— start —
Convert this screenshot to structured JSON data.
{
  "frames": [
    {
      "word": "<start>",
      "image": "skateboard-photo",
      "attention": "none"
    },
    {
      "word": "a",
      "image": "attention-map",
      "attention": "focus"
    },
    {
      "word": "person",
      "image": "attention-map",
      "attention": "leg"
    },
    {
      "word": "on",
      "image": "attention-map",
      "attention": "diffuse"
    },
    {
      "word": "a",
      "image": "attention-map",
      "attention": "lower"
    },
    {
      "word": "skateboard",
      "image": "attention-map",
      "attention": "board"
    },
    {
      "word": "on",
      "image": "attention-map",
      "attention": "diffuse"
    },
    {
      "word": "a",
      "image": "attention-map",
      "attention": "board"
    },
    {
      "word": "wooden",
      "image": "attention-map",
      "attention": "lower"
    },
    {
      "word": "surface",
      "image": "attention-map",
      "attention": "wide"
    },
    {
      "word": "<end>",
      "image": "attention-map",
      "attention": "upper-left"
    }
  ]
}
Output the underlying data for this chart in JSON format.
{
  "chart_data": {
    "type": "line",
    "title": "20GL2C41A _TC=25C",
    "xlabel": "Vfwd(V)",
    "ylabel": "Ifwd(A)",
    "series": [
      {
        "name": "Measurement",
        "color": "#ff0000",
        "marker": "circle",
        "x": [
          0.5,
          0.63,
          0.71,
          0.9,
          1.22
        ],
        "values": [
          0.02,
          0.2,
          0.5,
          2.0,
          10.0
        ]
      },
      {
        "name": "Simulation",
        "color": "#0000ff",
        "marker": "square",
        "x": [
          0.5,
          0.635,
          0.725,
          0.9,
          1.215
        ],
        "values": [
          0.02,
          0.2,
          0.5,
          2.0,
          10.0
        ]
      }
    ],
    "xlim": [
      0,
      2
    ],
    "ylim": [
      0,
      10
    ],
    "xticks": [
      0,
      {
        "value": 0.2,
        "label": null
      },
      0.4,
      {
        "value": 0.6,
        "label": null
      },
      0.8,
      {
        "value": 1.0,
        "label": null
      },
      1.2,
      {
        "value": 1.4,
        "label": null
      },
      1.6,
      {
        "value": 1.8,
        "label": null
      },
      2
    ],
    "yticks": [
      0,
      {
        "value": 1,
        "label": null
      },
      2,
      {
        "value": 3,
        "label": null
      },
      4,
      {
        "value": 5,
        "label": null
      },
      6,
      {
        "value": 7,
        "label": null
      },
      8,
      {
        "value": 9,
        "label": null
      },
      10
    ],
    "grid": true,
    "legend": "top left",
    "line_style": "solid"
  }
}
— end —
_Exercise goal_:
All records above must be set down exactly, please.

_Answer to this task_:
Convert this screenshot to structured JSON data.
{
  "frames": [
    {
      "word": "<start>",
      "image": "skateboard-photo",
      "attention": "none"
    },
    {
      "word": "a",
      "image": "attention-map",
      "attention": "focus"
    },
    {
      "word": "person",
      "image": "attention-map",
      "attention": "leg"
    },
    {
      "word": "on",
      "image": "attention-map",
      "attention": "diffuse"
    },
    {
      "word": "a",
      "image": "attention-map",
      "attention": "lower"
    },
    {
      "word": "skateboard",
      "image": "attention-map",
      "attention": "board"
    },
    {
      "word": "on",
      "image": "attention-map",
      "attention": "diffuse"
    },
    {
      "word": "a",
      "image": "attention-map",
      "attention": "board"
    },
    {
      "word": "wooden",
      "image": "attention-map",
      "attention": "lower"
    },
    {
      "word": "surface",
      "image": "attention-map",
      "attention": "wide"
    },
    {
      "word": "<end>",
      "image": "attention-map",
      "attention": "upper-left"
    }
  ]
}
Output the underlying data for this chart in JSON format.
{
  "chart_data": {
    "type": "line",
    "title": "20GL2C41A _TC=25C",
    "xlabel": "Vfwd(V)",
    "ylabel": "Ifwd(A)",
    "series": [
      {
        "name": "Measurement",
        "color": "#ff0000",
        "marker": "circle",
        "x": [
          0.5,
          0.63,
          0.71,
          0.9,
          1.22
        ],
        "values": [
          0.02,
          0.2,
          0.5,
          2.0,
          10.0
        ]
      },
      {
        "name": "Simulation",
        "color": "#0000ff",
        "marker": "square",
        "x": [
          0.5,
          0.635,
          0.725,
          0.9,
          1.215
        ],
        "values": [
          0.02,
          0.2,
          0.5,
          2.0,
          10.0
        ]
      }
    ],
    "xlim": [
      0,
      2
    ],
    "ylim": [
      0,
      10
    ],
    "xticks": [
      0,
      {
        "value": 0.2,
        "label": null
      },
      0.4,
      {
        "value": 0.6,
        "label": null
      },
      0.8,
      {
        "value": 1.0,
        "label": null
      },
      1.2,
      {
        "value": 1.4,
        "label": null
      },
      1.6,
      {
        "value": 1.8,
        "label": null
      },
      2
    ],
    "yticks": [
      0,
      {
        "value": 1,
        "label": null
      },
      2,
      {
        "value": 3,
        "label": null
      },
      4,
      {
        "value": 5,
        "label": null
      },
      6,
      {
        "value": 7,
        "label": null
      },
      8,
      {
        "value": 9,
        "label": null
      },
      10
    ],
    "grid": true,
    "legend": "top left",
    "line_style": "solid"
  }
}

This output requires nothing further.